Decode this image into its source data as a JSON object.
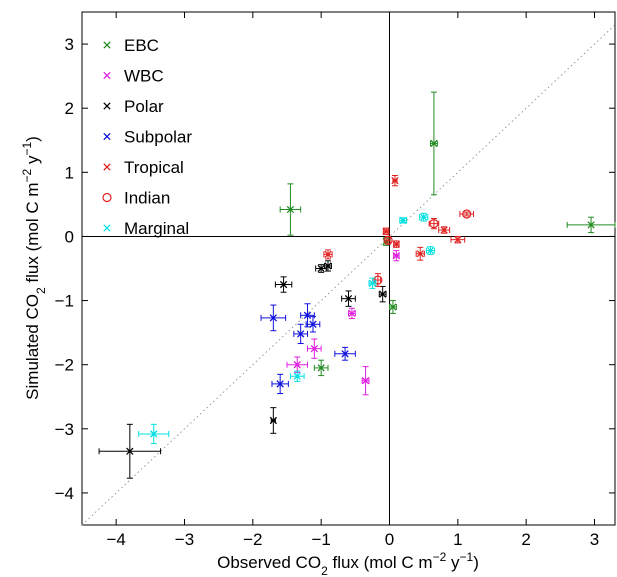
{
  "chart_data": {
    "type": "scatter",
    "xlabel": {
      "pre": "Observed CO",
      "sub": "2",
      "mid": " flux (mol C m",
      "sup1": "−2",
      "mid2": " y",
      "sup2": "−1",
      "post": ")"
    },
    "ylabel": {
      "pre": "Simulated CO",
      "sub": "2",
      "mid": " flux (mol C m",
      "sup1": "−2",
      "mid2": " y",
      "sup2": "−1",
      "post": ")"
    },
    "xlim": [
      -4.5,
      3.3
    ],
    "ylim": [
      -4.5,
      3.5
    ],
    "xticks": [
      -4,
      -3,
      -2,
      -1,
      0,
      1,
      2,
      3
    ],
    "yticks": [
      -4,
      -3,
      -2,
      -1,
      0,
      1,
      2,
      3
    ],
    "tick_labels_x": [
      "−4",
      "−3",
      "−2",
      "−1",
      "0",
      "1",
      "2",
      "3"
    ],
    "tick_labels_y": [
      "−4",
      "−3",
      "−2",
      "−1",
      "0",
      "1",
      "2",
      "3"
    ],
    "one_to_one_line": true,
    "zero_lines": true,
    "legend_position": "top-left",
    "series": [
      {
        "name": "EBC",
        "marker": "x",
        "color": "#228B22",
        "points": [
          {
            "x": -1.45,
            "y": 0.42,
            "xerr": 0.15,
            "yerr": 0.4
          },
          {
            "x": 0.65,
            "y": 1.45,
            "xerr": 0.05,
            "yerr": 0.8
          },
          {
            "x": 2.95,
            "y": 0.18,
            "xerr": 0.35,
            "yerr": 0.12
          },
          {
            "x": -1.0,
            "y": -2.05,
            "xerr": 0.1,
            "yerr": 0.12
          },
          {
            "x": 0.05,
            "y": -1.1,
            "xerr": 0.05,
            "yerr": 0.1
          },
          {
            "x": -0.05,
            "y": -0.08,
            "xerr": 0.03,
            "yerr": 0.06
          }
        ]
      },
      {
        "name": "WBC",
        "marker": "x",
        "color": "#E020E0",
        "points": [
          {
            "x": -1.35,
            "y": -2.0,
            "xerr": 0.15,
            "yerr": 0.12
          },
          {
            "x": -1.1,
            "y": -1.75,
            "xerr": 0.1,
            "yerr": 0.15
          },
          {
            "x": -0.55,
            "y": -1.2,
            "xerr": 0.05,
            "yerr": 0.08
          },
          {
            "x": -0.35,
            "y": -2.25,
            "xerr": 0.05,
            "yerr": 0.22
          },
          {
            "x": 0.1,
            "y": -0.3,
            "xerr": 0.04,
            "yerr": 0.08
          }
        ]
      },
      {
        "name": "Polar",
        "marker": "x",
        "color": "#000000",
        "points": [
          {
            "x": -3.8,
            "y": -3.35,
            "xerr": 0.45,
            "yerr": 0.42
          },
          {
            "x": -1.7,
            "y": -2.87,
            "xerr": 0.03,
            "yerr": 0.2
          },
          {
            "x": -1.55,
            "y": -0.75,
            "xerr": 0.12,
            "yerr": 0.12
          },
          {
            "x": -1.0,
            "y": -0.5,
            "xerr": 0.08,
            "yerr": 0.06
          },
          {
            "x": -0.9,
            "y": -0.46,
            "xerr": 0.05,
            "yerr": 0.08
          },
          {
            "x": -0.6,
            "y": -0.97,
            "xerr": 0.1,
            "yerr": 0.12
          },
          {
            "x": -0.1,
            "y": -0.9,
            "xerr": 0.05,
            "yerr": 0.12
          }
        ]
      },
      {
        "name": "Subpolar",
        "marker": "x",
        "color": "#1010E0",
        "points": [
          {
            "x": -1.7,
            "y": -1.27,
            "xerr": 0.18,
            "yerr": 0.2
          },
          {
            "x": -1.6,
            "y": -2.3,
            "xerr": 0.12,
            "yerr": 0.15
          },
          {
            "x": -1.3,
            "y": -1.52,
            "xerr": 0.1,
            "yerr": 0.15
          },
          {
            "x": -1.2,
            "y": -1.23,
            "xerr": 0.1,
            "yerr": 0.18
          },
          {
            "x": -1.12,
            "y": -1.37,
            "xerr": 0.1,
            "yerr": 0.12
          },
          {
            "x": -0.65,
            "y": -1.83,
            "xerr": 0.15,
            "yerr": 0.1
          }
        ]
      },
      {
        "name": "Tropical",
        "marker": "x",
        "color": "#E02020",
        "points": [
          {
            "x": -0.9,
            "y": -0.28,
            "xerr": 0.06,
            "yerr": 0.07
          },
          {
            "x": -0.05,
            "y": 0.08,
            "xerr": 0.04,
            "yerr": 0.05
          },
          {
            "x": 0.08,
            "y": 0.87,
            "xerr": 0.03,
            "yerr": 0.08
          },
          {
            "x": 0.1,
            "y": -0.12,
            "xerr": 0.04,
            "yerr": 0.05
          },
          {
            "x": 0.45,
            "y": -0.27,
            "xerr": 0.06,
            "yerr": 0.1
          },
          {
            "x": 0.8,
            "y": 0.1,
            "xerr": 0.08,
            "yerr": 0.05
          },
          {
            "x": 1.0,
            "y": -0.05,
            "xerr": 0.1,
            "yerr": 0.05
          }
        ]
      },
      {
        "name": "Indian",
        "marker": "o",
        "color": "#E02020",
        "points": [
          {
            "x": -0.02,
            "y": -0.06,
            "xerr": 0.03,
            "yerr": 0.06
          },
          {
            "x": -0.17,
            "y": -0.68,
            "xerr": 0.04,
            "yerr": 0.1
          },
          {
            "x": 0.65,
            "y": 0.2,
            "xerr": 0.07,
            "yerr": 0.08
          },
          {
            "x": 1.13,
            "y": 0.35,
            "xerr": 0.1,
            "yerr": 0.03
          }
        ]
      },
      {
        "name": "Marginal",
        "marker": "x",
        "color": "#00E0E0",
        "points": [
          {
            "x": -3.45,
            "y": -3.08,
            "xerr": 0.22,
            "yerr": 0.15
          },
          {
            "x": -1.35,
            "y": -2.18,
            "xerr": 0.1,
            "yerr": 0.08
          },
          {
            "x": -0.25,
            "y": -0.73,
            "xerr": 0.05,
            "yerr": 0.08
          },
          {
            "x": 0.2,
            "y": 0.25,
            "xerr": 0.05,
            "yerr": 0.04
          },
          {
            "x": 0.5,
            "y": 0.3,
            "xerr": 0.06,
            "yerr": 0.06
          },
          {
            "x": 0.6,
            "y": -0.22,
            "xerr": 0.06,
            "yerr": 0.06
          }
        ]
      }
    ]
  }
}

⁂

EXERCISE DIRECTIONS
Show the lines of the records that include the string "name".

THE RESULT
        "name": "EBC",
        "name": "WBC",
        "name": "Polar",
        "name": "Subpolar",
        "name": "Tropical",
        "name": "Indian",
        "name": "Marginal",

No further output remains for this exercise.